Data excerpts ->
▽
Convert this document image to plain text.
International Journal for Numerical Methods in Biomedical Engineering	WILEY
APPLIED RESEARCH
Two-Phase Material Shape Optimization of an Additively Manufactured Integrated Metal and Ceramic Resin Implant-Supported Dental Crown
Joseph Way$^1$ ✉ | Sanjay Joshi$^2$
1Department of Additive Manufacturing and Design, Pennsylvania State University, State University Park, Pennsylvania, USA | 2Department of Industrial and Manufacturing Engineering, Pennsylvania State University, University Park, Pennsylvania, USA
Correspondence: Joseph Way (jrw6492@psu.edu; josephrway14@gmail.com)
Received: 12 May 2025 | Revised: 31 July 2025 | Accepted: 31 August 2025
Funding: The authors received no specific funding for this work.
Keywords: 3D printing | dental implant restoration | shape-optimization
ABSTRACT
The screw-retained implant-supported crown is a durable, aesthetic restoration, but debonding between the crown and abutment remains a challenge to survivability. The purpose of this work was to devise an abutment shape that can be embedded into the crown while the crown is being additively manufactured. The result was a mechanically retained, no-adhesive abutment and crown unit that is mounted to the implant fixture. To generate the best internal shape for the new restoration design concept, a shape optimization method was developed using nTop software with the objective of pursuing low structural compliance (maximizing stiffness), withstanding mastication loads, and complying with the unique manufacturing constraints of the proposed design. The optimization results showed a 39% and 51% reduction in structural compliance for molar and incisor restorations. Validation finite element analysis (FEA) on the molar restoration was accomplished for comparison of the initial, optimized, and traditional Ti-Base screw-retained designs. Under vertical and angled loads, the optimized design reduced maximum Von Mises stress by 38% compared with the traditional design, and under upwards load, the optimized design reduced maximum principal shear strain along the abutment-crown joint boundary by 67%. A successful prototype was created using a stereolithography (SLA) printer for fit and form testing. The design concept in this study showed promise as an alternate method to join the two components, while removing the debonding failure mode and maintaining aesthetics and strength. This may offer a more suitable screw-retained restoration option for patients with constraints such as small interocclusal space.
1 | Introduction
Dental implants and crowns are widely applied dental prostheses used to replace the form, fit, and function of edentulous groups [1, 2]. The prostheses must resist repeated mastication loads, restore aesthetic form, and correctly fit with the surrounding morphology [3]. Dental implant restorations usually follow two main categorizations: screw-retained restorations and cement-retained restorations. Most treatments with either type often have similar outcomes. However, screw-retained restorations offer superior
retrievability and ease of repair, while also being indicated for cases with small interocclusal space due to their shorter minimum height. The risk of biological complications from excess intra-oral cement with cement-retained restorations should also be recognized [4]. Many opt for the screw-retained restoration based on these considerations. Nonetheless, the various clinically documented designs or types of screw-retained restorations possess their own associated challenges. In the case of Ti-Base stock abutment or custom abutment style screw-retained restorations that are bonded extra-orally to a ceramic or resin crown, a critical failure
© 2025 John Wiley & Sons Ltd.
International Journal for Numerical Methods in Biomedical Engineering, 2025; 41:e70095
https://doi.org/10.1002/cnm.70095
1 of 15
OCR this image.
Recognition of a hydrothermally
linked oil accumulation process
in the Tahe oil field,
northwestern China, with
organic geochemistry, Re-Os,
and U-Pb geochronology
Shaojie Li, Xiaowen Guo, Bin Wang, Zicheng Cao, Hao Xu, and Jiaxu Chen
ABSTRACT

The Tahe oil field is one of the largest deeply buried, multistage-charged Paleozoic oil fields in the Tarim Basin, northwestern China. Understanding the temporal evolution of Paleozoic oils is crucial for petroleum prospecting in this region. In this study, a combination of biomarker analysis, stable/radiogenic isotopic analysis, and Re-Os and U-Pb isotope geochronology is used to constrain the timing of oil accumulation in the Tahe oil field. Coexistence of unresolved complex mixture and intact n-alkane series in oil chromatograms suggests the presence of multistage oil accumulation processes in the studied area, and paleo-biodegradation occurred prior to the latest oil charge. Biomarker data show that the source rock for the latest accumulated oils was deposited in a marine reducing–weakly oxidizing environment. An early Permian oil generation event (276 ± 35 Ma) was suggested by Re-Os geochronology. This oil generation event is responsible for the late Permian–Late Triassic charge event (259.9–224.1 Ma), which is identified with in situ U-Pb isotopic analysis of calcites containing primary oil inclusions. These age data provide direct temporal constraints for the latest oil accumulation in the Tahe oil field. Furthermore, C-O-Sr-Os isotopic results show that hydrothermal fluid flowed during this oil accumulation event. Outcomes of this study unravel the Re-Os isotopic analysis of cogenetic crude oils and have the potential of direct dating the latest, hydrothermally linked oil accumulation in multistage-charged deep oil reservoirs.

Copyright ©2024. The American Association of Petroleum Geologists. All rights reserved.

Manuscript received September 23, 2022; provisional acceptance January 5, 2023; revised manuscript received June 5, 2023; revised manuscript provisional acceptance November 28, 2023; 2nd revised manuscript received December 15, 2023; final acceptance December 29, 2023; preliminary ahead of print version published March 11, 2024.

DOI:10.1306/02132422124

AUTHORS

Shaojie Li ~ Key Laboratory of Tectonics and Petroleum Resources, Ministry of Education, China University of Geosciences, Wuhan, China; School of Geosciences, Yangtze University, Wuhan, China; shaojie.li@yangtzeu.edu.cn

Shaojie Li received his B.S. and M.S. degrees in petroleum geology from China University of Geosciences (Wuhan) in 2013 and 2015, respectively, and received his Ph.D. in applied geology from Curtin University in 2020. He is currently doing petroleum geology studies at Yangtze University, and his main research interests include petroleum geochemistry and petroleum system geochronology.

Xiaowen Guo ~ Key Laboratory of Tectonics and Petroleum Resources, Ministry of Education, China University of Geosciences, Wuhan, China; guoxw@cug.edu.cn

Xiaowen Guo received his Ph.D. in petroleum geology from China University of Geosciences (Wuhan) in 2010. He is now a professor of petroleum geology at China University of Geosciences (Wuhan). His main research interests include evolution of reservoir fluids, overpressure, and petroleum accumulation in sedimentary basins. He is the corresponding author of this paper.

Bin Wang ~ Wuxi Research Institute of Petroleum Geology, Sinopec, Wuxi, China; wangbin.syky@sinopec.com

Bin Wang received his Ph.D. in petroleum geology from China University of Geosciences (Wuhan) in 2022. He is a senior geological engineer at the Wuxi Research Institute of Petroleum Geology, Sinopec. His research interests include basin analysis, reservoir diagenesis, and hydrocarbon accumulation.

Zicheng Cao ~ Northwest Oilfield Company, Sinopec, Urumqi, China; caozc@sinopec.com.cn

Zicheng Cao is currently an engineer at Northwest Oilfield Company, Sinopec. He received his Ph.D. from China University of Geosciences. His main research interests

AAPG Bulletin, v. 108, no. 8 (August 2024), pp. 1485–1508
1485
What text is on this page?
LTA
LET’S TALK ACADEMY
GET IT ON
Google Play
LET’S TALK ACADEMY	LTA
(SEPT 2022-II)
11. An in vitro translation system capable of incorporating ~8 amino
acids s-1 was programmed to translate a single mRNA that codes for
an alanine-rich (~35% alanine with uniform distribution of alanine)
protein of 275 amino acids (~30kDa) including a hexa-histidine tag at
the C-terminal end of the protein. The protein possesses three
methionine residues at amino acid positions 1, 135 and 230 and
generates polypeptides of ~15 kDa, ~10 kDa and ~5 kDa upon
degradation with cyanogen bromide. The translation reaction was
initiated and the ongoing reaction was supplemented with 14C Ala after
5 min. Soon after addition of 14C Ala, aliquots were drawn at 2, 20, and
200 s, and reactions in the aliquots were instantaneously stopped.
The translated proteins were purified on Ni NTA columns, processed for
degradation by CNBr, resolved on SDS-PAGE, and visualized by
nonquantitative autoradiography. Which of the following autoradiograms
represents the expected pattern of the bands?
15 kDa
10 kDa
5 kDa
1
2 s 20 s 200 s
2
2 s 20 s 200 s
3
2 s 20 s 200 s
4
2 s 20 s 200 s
△
EXERCISE DESCRIPTION ->
Each line above holding the word "currently" counts; reply with how many there are, only the number.

ANSWER SPACE ->
2